### Aim:
Return all lines from the listing below in which the string "like" occurs.

### Input data:

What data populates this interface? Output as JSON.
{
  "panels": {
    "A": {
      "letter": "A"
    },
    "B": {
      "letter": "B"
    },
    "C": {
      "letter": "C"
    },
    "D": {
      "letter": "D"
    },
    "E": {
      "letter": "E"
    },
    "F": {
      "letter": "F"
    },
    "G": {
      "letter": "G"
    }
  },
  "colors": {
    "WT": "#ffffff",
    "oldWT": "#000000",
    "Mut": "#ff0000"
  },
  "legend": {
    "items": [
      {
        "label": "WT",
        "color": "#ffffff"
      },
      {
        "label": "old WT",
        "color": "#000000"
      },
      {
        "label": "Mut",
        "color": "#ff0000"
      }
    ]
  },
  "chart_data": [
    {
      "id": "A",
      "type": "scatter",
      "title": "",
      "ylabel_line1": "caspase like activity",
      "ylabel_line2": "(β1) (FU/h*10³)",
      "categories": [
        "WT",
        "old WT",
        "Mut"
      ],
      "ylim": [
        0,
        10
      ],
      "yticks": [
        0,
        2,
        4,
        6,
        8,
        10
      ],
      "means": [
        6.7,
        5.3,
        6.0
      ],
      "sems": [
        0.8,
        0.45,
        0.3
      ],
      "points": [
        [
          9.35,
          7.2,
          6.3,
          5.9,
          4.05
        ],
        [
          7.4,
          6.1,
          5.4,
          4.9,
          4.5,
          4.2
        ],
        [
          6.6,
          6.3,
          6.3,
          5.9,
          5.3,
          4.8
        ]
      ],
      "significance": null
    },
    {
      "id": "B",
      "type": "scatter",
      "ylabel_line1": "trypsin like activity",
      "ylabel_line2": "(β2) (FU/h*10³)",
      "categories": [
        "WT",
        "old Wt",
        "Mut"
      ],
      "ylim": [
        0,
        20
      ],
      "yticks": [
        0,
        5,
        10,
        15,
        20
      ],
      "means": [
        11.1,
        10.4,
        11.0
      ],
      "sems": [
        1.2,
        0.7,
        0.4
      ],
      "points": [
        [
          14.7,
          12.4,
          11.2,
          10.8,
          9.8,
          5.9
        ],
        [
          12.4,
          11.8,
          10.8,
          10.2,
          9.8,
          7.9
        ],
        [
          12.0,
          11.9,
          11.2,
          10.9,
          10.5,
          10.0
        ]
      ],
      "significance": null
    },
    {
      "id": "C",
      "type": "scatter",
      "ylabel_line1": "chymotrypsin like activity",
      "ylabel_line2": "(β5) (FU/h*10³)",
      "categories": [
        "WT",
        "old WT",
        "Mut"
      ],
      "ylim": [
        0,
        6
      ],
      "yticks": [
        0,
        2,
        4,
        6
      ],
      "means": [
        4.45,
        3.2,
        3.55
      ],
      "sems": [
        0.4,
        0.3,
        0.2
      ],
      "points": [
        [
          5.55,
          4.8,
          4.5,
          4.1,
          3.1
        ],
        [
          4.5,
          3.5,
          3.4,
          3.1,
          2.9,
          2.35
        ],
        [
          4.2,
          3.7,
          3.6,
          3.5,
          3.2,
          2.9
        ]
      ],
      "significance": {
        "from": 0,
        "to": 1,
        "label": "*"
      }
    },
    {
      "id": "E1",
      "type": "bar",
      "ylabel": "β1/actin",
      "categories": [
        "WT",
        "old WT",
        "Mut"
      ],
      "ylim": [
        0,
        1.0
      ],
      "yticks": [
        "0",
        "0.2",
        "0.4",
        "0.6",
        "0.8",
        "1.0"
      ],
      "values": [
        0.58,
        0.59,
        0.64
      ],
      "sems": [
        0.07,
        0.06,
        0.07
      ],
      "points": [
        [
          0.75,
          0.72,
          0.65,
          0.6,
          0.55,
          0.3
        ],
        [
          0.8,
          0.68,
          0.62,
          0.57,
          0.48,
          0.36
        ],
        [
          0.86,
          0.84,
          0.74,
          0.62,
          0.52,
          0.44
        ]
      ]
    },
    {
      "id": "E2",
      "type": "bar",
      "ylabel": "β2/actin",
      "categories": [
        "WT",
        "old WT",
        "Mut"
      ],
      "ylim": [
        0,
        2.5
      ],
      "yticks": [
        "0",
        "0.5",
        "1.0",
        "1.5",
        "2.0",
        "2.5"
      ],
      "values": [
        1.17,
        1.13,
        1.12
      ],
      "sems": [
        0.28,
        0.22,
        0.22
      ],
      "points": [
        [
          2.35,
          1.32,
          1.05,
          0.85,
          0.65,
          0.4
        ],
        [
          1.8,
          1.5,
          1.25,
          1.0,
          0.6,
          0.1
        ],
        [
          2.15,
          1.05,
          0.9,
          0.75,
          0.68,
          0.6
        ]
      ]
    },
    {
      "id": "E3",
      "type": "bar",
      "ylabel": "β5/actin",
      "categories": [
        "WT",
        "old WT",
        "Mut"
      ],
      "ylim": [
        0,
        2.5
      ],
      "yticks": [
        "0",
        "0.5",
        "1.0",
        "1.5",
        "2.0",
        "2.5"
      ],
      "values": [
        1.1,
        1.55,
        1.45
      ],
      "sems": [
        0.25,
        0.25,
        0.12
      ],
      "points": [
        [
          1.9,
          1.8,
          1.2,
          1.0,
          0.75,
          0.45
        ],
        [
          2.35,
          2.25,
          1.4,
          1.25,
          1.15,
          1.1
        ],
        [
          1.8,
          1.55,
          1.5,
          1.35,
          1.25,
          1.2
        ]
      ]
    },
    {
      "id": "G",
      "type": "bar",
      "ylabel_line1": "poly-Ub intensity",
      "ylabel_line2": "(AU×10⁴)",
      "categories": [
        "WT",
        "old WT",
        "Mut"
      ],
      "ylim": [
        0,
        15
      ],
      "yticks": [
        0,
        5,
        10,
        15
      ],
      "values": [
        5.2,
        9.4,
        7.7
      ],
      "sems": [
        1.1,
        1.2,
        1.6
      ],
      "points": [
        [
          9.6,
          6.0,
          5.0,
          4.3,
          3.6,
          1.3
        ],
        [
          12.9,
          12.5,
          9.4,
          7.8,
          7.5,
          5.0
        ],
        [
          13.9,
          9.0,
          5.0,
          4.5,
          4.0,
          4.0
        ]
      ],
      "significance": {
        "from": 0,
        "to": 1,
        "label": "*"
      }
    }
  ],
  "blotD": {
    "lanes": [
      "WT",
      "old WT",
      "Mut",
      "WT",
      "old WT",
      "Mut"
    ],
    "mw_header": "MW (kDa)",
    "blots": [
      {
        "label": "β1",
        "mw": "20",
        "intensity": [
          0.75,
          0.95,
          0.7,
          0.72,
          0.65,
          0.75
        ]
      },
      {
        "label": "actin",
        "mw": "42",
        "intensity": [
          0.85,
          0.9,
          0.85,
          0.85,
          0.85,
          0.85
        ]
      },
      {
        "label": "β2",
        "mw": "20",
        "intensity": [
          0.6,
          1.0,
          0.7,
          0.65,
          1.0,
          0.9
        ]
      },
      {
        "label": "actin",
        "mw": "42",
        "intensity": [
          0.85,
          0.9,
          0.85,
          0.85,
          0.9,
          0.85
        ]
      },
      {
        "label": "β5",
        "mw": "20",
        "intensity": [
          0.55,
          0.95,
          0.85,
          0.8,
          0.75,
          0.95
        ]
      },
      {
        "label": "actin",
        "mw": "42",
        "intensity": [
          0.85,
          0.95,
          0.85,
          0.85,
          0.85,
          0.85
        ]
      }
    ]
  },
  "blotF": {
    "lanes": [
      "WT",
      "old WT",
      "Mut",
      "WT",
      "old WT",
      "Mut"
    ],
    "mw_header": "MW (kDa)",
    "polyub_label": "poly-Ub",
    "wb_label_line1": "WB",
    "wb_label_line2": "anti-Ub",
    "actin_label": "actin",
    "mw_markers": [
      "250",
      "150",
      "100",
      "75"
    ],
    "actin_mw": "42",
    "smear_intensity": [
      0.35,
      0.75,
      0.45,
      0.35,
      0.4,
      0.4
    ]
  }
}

### Task solution:
      "ylabel_line1": "caspase like activity",
      "ylabel_line1": "trypsin like activity",
      "ylabel_line1": "chymotrypsin like activity",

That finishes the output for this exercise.